◆ À faire
A: Extrayez sans la moindre modification, dans le texte sur le régime électoral, le passage qui s'ouvre sur les mots contenant "En l’espace de" et se termine par "le vide démocratique.".
B: Répondez brièvement à ces questions sur le texte sur le régime électoral.
(i) De quels deux éléments le financement public des formations politiques tient-il compte ?
(ii) Après environ combien d'années d'alternances droite-gauche les électeurs disent-ils « On ne les jamais essayés » ?
(iii) Quel régime Charles de Gaulle avait-il voulu combattre ?

◆ Texte présenté
----------------
Cette distorsion entre le choix que les électeurs pourraient émettre si on leur donnait ce pouvoir et le vote que le système les amène à effectuer a des conséquences sur le financement public des formations politiques puisque celui-ci tient compte à la fois des résultats du premier tour des élections législatives et de la répartition des sièges de députés.
4. Des alternances à l’essayisme
La culture politique qui s’est progressivement installée dans le personnel politique comme dans la population générale produit un dégagisme quasiment à chaque scrutin ou groupe de scrutins présidentiel-législatif. On attend successivement tout d’une personne qui nécessairement déçoit puis on vote à l’échéance suivant pour une autre.
Il n’est dès lors pas étonnant qu’après une quarantaine d’année d’alternances droite-gauche une force qui apparaît comme une nouvelle venue alors qu’elle vient de loin suscite chez un nombre impressionnant d’électeurs cette réflexion : « On ne les jamais essayés ». Parfois accompagné d’un complément : « On ne risque rien » ou « On pourra toujours voter ensuite pour d’autres s’ils ne font pas l’affaire » ou encore « ils ne feront pas mieux que les autres mais j’exprime ma colère en votant pour eux ». Alors que, bien évidemment, un gouvernement d’extrême-droite peut en trois ans provoquer d’irrémédiables dégâts sur les plans national et international.
En l’espace de 60 ans, le « régime des partis » qu’avait voulu combattre Charles de Gaulle a laissé place à des partis traditionnels affaiblis voire exsangues en laissant surnager trois formations « gazeuses » dominées par un individu sans qu’aucune formalisation démocratique ne soit respectée en leur sein. Si le régime électoral n’y est pas pour tout, il y est évidemment pour beaucoup. L’hyperpersonnalisation débouche sur le vide démocratique.
5. La dissolution de 2024, apothéose funèbre d’un régime électoral usé
On a souvent considéré que l’Assemblée nationale élue en 2022 dans la foulée de la réélection d’Emmanuel Macron s’approchait d’une chambre résultant d’un scrutin proportionnel. C’est inexact car les candidatures uniques du premier tour ont été, pour un des champs de l’éventail politique, grosso modo réparties en fonction des résultats de la présidentielle, privant ces électeurs de leur libre choix.
----------------
◆ Entrées
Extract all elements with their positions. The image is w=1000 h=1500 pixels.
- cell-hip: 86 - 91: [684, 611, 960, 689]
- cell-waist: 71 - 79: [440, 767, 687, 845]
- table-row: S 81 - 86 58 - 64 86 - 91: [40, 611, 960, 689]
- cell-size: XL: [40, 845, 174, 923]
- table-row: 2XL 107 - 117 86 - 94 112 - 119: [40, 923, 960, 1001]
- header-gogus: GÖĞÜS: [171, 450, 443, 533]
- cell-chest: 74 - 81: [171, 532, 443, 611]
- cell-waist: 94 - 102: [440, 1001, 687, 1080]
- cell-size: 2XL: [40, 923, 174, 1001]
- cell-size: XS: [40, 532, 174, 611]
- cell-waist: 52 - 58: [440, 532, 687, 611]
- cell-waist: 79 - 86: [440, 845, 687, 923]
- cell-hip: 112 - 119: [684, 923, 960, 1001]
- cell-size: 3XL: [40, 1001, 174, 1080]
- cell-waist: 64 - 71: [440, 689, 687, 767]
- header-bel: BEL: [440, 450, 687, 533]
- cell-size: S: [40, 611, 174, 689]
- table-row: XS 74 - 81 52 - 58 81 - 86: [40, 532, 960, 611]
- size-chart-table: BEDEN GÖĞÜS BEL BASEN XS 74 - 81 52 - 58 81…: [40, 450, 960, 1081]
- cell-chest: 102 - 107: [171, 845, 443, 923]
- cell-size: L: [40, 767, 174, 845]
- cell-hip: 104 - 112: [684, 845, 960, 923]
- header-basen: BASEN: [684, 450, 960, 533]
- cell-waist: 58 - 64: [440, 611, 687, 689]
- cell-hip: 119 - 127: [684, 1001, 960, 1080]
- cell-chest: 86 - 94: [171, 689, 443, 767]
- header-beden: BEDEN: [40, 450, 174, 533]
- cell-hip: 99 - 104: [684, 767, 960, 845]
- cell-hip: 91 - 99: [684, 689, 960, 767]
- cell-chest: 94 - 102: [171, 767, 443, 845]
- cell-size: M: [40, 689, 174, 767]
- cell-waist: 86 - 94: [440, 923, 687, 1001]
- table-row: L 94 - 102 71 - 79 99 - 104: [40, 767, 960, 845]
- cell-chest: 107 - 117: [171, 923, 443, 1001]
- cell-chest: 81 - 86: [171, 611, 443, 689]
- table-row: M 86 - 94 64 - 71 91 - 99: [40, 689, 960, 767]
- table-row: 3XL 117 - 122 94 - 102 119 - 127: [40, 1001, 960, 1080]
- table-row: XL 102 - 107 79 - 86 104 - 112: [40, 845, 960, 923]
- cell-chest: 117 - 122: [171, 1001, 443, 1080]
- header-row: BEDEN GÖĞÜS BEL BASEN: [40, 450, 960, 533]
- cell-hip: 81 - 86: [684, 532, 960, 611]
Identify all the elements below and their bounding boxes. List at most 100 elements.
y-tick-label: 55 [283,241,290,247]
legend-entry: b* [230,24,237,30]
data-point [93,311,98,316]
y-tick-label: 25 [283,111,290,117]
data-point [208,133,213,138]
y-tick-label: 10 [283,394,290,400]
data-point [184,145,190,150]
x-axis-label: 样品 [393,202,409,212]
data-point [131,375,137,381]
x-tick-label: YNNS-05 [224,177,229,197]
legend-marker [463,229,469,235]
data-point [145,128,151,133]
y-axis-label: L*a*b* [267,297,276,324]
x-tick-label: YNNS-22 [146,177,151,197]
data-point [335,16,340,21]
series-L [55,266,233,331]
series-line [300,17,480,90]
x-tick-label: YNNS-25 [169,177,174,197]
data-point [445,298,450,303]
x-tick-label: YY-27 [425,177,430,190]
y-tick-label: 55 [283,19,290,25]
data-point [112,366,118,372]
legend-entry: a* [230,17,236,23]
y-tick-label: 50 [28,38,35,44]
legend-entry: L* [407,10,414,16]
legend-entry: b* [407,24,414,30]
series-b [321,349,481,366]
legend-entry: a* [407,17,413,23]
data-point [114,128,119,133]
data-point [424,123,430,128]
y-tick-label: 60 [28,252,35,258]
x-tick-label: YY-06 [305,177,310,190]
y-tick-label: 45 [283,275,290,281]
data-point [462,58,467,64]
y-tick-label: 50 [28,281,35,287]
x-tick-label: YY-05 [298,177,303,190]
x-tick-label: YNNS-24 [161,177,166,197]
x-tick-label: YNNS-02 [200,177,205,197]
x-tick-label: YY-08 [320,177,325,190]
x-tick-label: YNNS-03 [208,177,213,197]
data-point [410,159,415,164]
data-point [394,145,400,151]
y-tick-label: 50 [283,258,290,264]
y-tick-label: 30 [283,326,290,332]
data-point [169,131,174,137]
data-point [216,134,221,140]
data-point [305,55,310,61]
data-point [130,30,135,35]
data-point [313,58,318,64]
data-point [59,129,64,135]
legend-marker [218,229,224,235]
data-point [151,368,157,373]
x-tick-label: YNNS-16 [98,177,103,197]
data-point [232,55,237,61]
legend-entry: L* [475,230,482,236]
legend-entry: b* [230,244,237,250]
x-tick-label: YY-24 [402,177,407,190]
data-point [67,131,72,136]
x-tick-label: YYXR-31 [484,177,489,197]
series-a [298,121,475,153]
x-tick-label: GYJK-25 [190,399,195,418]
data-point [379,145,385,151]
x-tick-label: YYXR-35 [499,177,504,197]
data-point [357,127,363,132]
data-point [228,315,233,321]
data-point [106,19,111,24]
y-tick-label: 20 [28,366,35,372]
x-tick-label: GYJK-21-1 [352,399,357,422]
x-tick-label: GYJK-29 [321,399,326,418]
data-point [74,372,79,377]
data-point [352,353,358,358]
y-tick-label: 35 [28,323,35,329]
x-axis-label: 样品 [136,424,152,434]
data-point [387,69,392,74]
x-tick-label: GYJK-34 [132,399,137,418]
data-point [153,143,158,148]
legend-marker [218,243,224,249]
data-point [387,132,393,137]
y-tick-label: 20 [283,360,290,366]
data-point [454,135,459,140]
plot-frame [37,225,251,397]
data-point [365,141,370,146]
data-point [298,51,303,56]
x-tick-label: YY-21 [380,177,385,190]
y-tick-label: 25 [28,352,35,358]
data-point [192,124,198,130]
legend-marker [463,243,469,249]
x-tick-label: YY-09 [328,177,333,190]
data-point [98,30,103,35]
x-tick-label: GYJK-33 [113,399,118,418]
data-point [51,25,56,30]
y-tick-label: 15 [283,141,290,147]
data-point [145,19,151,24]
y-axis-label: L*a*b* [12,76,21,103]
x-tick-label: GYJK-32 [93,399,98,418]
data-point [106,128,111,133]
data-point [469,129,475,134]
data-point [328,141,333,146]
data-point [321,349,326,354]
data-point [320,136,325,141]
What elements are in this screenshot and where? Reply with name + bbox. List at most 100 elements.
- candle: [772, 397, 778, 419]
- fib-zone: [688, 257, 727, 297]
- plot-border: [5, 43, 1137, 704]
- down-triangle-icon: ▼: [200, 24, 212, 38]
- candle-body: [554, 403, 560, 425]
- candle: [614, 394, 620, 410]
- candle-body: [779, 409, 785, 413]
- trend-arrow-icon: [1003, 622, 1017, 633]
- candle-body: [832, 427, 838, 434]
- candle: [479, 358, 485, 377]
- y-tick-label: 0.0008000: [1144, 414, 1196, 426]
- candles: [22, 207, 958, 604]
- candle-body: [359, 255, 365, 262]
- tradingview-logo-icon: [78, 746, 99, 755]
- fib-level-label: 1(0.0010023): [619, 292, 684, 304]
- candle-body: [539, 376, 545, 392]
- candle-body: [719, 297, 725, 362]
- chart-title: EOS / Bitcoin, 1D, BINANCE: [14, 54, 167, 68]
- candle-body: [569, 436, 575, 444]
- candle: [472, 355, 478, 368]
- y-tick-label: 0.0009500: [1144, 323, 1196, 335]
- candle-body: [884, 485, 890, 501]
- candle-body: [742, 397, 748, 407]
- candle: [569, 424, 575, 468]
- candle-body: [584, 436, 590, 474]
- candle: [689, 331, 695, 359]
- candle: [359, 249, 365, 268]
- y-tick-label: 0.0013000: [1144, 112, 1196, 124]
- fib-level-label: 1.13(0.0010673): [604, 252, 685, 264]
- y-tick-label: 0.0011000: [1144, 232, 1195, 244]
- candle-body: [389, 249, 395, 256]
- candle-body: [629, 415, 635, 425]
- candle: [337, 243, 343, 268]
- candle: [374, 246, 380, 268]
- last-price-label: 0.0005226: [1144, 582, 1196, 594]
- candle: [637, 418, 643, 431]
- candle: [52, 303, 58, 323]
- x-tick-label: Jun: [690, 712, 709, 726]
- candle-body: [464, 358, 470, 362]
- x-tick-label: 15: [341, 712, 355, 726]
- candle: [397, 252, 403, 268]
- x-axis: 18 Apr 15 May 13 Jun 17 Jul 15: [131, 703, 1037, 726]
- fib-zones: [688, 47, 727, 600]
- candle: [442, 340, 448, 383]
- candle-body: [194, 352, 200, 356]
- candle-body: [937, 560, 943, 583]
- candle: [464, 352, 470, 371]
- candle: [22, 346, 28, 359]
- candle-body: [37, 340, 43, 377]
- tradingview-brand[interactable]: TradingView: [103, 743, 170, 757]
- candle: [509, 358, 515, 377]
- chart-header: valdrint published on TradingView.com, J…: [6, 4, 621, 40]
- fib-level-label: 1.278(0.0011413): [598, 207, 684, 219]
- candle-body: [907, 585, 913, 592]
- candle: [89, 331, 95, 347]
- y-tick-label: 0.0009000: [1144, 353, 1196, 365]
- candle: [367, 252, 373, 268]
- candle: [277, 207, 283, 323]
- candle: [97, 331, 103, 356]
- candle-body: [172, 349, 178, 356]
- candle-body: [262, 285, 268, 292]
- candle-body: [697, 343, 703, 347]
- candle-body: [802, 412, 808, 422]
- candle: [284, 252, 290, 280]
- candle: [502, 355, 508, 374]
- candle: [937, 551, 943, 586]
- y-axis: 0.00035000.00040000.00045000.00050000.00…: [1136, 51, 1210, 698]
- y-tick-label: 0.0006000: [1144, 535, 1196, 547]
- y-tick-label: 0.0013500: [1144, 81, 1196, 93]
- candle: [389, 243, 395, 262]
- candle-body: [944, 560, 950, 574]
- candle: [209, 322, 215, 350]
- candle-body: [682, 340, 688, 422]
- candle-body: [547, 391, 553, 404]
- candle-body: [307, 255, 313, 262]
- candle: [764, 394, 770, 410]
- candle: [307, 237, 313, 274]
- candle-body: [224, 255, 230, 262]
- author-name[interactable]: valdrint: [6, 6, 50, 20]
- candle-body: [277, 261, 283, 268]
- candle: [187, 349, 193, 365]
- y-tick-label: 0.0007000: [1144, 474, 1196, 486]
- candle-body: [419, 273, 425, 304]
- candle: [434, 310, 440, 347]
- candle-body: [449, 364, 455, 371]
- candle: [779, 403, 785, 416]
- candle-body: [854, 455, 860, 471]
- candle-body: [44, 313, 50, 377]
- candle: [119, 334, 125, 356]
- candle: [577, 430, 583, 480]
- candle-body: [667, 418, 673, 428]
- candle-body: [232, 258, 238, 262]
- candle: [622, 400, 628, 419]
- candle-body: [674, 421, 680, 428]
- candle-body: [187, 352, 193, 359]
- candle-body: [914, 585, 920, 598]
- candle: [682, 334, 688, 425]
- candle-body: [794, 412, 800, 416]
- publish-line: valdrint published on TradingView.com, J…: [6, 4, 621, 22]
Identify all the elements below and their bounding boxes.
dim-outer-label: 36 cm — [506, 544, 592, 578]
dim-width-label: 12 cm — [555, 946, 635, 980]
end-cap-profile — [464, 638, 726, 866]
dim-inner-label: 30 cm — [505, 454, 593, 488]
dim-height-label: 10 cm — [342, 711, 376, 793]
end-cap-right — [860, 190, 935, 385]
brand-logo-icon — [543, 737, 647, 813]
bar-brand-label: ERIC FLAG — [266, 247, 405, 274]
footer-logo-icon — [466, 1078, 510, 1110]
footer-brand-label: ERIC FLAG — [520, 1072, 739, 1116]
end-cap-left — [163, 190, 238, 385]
----------------
◆ Résultats attendus
A:
En l’espace de 60 ans, le « régime des partis » qu’avait voulu combattre Charles de Gaulle a laissé place à des partis traditionnels affaiblis voire exsangues en laissant surnager trois formations « gazeuses » dominées par un individu sans qu’aucune formalisation démocratique ne soit respectée en leur sein. Si le régime électoral n’y est pas pour tout, il y est évidemment pour beaucoup. L’hyperpersonnalisation débouche sur le vide démocratique.

B:
(i) Des résultats du premier tour des élections législatives et de la répartition des sièges de députés.
(ii) Une quarantaine d'années.
(iii) Le « régime des partis ».